INFORMATION GIVEN:
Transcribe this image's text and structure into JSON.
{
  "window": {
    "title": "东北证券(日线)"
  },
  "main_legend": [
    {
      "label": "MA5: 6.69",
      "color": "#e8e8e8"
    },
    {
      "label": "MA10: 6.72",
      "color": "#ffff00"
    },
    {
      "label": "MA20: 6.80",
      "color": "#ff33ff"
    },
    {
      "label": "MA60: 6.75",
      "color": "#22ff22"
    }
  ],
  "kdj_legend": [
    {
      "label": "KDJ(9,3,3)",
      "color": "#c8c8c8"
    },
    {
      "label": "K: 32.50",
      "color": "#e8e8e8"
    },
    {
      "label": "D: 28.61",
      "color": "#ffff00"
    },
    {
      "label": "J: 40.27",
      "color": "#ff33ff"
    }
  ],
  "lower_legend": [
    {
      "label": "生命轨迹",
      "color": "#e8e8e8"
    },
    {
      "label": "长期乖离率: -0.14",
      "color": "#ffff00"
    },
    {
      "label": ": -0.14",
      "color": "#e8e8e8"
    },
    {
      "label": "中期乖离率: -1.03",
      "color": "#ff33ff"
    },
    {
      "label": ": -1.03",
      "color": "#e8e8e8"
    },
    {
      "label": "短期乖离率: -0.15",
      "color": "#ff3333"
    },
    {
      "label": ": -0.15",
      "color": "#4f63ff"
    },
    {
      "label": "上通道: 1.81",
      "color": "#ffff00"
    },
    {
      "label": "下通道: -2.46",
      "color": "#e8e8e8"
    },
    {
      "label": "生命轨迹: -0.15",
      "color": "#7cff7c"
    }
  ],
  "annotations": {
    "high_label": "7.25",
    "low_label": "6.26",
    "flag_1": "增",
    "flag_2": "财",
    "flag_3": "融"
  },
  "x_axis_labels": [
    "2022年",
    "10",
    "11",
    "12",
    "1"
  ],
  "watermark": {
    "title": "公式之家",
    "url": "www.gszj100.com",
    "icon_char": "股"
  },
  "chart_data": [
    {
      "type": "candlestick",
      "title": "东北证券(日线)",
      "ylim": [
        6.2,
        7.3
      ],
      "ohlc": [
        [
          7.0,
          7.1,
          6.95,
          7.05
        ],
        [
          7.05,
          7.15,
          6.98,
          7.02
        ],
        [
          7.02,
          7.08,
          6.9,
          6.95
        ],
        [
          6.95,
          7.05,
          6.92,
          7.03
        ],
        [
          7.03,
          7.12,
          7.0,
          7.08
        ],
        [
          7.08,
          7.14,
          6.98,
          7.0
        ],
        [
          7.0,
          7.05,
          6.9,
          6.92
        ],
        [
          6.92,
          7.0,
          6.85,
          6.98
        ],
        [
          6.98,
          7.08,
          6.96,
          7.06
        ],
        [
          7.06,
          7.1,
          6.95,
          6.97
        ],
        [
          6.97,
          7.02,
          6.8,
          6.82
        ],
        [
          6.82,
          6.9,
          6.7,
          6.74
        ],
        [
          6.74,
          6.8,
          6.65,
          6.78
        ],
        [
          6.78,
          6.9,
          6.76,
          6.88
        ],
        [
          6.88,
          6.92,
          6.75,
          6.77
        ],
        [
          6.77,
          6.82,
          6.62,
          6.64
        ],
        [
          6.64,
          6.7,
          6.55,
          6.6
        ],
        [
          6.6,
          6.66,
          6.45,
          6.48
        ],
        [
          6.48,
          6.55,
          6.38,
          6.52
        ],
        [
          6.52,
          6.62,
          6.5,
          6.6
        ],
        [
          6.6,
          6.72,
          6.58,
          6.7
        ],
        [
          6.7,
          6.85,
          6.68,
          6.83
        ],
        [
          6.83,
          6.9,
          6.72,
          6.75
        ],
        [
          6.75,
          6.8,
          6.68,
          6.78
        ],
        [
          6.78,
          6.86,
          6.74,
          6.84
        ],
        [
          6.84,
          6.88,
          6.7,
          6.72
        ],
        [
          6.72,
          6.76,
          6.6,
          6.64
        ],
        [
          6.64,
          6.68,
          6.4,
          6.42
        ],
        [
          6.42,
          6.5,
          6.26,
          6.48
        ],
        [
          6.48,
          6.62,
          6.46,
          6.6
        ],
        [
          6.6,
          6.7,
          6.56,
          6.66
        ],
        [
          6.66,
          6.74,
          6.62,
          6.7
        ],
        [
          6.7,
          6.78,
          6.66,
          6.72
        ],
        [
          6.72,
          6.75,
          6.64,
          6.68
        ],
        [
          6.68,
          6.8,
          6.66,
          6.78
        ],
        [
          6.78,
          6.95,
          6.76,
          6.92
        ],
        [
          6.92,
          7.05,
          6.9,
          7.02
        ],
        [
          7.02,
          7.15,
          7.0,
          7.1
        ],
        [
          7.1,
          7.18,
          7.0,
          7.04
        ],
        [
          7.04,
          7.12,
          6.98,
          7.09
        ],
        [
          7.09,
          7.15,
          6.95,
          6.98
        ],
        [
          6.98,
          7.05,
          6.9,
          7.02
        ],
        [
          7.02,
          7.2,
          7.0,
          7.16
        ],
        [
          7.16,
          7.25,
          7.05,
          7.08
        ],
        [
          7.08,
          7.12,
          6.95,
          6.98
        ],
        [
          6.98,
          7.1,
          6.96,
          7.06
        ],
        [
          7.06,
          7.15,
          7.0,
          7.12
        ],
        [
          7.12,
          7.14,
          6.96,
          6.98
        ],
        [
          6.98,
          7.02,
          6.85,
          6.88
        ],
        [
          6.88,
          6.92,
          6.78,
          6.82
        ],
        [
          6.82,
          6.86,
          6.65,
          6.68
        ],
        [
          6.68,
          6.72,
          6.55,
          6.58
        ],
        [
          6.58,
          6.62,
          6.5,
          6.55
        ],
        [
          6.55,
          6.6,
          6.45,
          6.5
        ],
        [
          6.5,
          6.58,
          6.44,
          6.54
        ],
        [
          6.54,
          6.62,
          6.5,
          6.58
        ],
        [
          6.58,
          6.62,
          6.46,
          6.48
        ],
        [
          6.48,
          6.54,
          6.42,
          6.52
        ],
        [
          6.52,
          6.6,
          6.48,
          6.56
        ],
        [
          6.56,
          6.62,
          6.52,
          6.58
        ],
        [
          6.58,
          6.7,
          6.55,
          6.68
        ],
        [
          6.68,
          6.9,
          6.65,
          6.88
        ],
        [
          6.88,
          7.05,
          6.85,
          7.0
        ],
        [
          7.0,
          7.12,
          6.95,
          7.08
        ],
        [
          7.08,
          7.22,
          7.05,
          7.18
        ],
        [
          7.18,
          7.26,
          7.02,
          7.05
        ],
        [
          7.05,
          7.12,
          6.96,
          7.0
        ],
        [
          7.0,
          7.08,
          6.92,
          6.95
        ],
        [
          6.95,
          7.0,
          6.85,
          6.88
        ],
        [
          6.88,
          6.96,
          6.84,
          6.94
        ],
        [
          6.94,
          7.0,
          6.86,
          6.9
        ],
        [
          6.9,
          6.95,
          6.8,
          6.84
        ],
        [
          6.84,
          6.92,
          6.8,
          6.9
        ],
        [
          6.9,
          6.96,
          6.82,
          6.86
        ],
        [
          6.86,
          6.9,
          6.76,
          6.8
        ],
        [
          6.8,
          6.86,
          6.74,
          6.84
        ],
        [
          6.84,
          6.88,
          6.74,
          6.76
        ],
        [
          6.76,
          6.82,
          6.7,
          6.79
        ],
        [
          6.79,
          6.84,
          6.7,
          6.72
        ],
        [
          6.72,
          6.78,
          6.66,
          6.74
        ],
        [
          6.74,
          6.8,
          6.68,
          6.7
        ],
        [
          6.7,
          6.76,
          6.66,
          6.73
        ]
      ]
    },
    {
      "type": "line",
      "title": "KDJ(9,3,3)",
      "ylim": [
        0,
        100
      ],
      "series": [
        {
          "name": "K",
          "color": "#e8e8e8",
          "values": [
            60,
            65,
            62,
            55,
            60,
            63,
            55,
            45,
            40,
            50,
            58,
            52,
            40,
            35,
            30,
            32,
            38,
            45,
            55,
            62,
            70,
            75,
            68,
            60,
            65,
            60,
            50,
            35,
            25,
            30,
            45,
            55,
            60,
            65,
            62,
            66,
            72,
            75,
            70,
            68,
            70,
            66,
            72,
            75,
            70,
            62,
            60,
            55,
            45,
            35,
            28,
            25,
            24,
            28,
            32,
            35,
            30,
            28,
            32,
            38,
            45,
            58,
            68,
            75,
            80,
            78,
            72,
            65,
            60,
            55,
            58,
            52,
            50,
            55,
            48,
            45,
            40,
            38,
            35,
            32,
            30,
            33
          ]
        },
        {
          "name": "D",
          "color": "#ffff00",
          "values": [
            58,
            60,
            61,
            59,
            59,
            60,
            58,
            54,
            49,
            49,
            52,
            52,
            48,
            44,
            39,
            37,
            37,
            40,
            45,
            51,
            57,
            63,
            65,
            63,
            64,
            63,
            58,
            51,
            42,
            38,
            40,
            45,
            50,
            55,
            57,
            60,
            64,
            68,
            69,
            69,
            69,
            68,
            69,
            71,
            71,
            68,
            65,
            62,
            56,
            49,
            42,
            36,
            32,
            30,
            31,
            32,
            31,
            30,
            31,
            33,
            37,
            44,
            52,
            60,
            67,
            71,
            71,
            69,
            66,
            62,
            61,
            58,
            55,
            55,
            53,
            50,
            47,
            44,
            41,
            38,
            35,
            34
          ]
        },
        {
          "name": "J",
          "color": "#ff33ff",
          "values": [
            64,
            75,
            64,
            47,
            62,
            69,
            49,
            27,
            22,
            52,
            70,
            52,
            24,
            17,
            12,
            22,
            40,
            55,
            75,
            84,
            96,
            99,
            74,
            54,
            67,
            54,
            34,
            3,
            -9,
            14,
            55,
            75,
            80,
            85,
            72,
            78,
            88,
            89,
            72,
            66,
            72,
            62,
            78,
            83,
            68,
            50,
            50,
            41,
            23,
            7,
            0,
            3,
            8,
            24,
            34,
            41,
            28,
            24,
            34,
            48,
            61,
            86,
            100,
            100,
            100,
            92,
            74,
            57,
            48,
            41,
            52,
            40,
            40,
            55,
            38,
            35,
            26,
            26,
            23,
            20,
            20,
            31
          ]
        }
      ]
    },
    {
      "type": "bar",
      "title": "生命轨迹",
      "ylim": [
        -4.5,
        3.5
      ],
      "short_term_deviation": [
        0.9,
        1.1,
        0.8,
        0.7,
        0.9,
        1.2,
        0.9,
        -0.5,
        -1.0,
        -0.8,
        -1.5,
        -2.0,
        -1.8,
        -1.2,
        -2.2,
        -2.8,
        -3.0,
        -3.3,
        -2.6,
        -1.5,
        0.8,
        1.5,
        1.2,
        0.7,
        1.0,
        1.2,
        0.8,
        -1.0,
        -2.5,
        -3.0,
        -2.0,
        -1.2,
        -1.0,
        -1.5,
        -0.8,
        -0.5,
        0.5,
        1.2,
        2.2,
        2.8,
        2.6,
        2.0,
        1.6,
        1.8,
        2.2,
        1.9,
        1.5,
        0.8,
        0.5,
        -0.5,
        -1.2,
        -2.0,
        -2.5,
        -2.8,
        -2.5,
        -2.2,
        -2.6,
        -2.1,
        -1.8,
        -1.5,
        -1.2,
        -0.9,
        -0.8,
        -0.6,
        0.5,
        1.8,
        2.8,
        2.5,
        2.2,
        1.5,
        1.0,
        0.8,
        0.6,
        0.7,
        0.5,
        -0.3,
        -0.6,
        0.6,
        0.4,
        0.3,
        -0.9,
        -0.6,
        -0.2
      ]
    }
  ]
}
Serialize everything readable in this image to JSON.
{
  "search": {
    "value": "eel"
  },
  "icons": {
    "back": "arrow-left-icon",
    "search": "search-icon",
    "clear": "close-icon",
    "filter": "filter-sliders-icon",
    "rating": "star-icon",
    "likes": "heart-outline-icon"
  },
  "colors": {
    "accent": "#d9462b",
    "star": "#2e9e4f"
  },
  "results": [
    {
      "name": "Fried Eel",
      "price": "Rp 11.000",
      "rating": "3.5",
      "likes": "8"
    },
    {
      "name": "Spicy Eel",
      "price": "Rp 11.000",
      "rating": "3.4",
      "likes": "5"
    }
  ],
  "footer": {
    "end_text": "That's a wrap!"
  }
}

WORK INSTRUCTIONS:
Select all lines in the listing above where the word "image" appears, and show them.

RESPONSE BELOW:
Transcribe this image's text and structure into JSON.
Serialize everything readable in this image to JSON.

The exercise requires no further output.